What the task requires: Omit all pictures, then retype the data exactly as given.

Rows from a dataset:
⟨

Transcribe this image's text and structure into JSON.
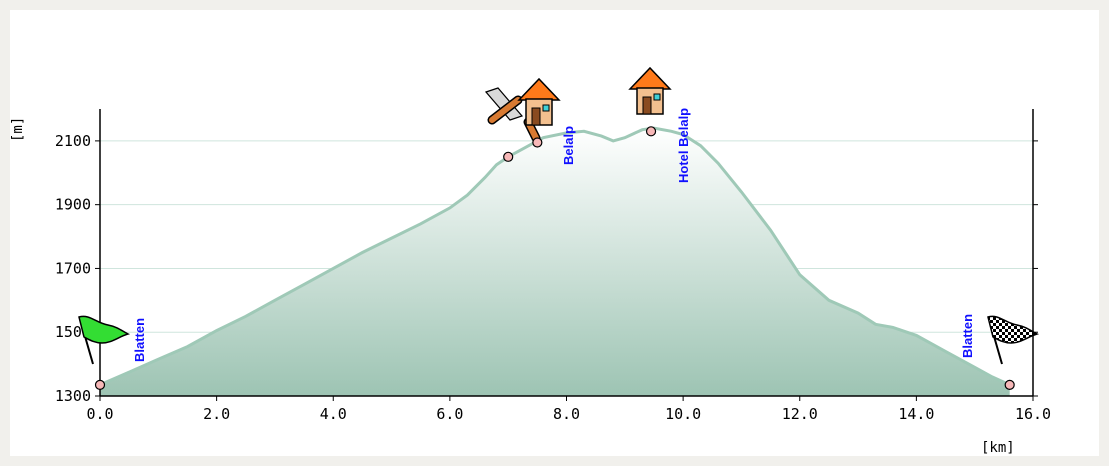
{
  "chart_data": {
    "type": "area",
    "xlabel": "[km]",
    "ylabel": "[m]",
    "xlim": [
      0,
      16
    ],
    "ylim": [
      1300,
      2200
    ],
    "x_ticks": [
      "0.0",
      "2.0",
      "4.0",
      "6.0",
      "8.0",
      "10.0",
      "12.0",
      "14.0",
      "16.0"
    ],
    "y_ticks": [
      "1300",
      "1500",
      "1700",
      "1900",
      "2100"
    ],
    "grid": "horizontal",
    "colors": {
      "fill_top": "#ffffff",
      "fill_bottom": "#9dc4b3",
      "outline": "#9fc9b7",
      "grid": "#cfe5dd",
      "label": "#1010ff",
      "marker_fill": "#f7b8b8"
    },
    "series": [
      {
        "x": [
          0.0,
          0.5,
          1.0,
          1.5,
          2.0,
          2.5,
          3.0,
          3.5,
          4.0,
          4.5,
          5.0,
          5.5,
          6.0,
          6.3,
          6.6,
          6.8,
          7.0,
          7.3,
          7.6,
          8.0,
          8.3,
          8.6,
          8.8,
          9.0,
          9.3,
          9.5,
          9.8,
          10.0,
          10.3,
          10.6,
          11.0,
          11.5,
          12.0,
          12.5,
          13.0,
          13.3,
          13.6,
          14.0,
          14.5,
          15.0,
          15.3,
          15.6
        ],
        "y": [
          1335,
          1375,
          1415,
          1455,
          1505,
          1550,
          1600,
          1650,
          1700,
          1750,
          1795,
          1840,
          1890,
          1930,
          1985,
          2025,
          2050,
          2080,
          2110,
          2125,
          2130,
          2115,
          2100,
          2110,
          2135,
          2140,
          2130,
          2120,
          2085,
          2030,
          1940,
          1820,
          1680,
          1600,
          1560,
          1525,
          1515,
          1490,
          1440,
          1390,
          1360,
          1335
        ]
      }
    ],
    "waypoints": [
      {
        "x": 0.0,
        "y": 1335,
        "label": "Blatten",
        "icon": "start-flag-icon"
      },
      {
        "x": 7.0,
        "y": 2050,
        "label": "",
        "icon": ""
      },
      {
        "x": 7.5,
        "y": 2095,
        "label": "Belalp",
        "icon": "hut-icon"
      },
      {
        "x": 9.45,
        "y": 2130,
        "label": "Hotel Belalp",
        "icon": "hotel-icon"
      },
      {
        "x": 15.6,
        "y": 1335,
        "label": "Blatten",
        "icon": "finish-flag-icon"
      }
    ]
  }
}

⟩

Expected answer:
Transcribe this image's text and structure into JSON.
{
  "chart_data": {
    "type": "area",
    "xlabel": "[km]",
    "ylabel": "[m]",
    "xlim": [
      0,
      16
    ],
    "ylim": [
      1300,
      2200
    ],
    "x_ticks": [
      "0.0",
      "2.0",
      "4.0",
      "6.0",
      "8.0",
      "10.0",
      "12.0",
      "14.0",
      "16.0"
    ],
    "y_ticks": [
      "1300",
      "1500",
      "1700",
      "1900",
      "2100"
    ],
    "grid": "horizontal",
    "colors": {
      "fill_top": "#ffffff",
      "fill_bottom": "#9dc4b3",
      "outline": "#9fc9b7",
      "grid": "#cfe5dd",
      "label": "#1010ff",
      "marker_fill": "#f7b8b8"
    },
    "series": [
      {
        "x": [
          0.0,
          0.5,
          1.0,
          1.5,
          2.0,
          2.5,
          3.0,
          3.5,
          4.0,
          4.5,
          5.0,
          5.5,
          6.0,
          6.3,
          6.6,
          6.8,
          7.0,
          7.3,
          7.6,
          8.0,
          8.3,
          8.6,
          8.8,
          9.0,
          9.3,
          9.5,
          9.8,
          10.0,
          10.3,
          10.6,
          11.0,
          11.5,
          12.0,
          12.5,
          13.0,
          13.3,
          13.6,
          14.0,
          14.5,
          15.0,
          15.3,
          15.6
        ],
        "y": [
          1335,
          1375,
          1415,
          1455,
          1505,
          1550,
          1600,
          1650,
          1700,
          1750,
          1795,
          1840,
          1890,
          1930,
          1985,
          2025,
          2050,
          2080,
          2110,
          2125,
          2130,
          2115,
          2100,
          2110,
          2135,
          2140,
          2130,
          2120,
          2085,
          2030,
          1940,
          1820,
          1680,
          1600,
          1560,
          1525,
          1515,
          1490,
          1440,
          1390,
          1360,
          1335
        ]
      }
    ],
    "waypoints": [
      {
        "x": 0.0,
        "y": 1335,
        "label": "Blatten",
        "icon": "start-flag-icon"
      },
      {
        "x": 7.0,
        "y": 2050,
        "label": "",
        "icon": ""
      },
      {
        "x": 7.5,
        "y": 2095,
        "label": "Belalp",
        "icon": "hut-icon"
      },
      {
        "x": 9.45,
        "y": 2130,
        "label": "Hotel Belalp",
        "icon": "hotel-icon"
      },
      {
        "x": 15.6,
        "y": 1335,
        "label": "Blatten",
        "icon": "finish-flag-icon"
      }
    ]
  }
}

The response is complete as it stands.